(Saved entries)
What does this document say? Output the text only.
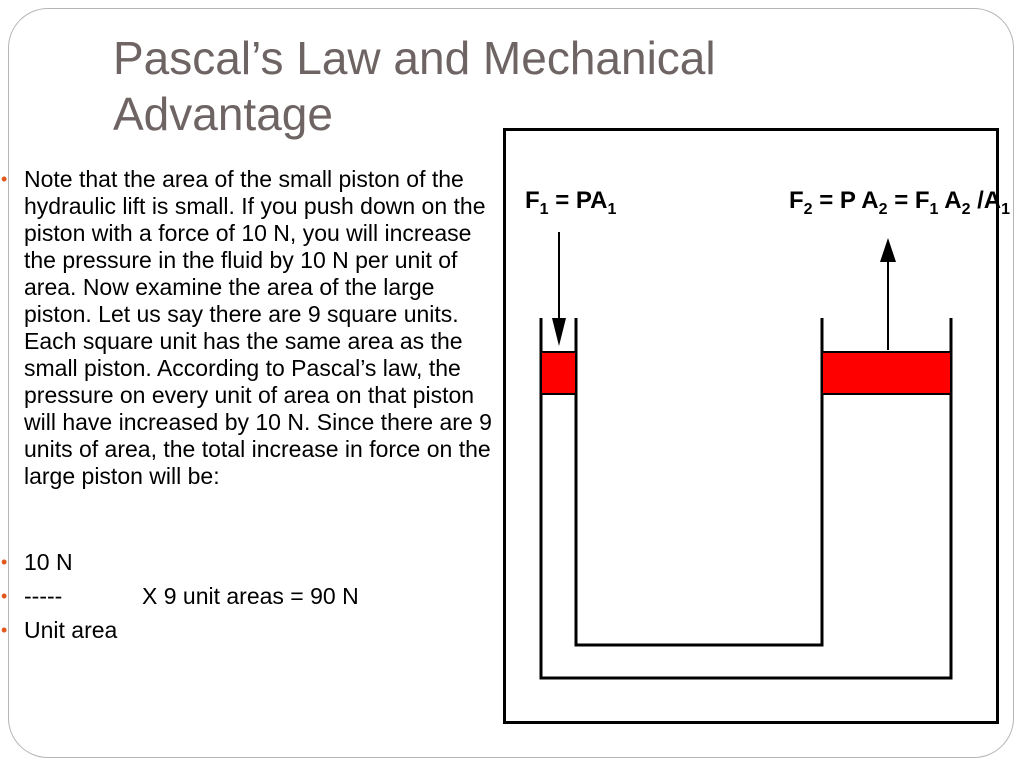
Pascal’s Law and Mechanical Advantage
• Note that the area of the small piston of the hydraulic lift is small. If you push down on the piston with a force of 10 N, you will increase the pressure in the fluid by 10 N per unit of area. Now examine the area of the large piston. Let us say there are 9 square units. Each square unit has the same area as the small piston. According to Pascal’s law, the pressure on every unit of area on that piston will have increased by 10 N. Since there are 9 units of area, the total increase in force on the large piston will be:
• 10 N
• -----	X 9 unit areas = 90 N
• Unit area
$F_1 = PA_1$	$F_2 = P$ $A_2 = F_1$ $A_2$ $/A_1$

PROBLEM DESCRIPTION: Without the pictures, return all the records precisely as they stand.

WRITTEN RESPONSE:
What does this document say? Output the text only.
Pascal’s Law and Mechanical Advantage
• Note that the area of the small piston of the hydraulic lift is small. If you push down on the piston with a force of 10 N, you will increase the pressure in the fluid by 10 N per unit of area. Now examine the area of the large piston. Let us say there are 9 square units. Each square unit has the same area as the small piston. According to Pascal’s law, the pressure on every unit of area on that piston will have increased by 10 N. Since there are 9 units of area, the total increase in force on the large piston will be:
• 10 N
• -----	X 9 unit areas = 90 N
• Unit area
$F_1 = PA_1$	$F_2 = P$ $A_2 = F_1$ $A_2$ $/A_1$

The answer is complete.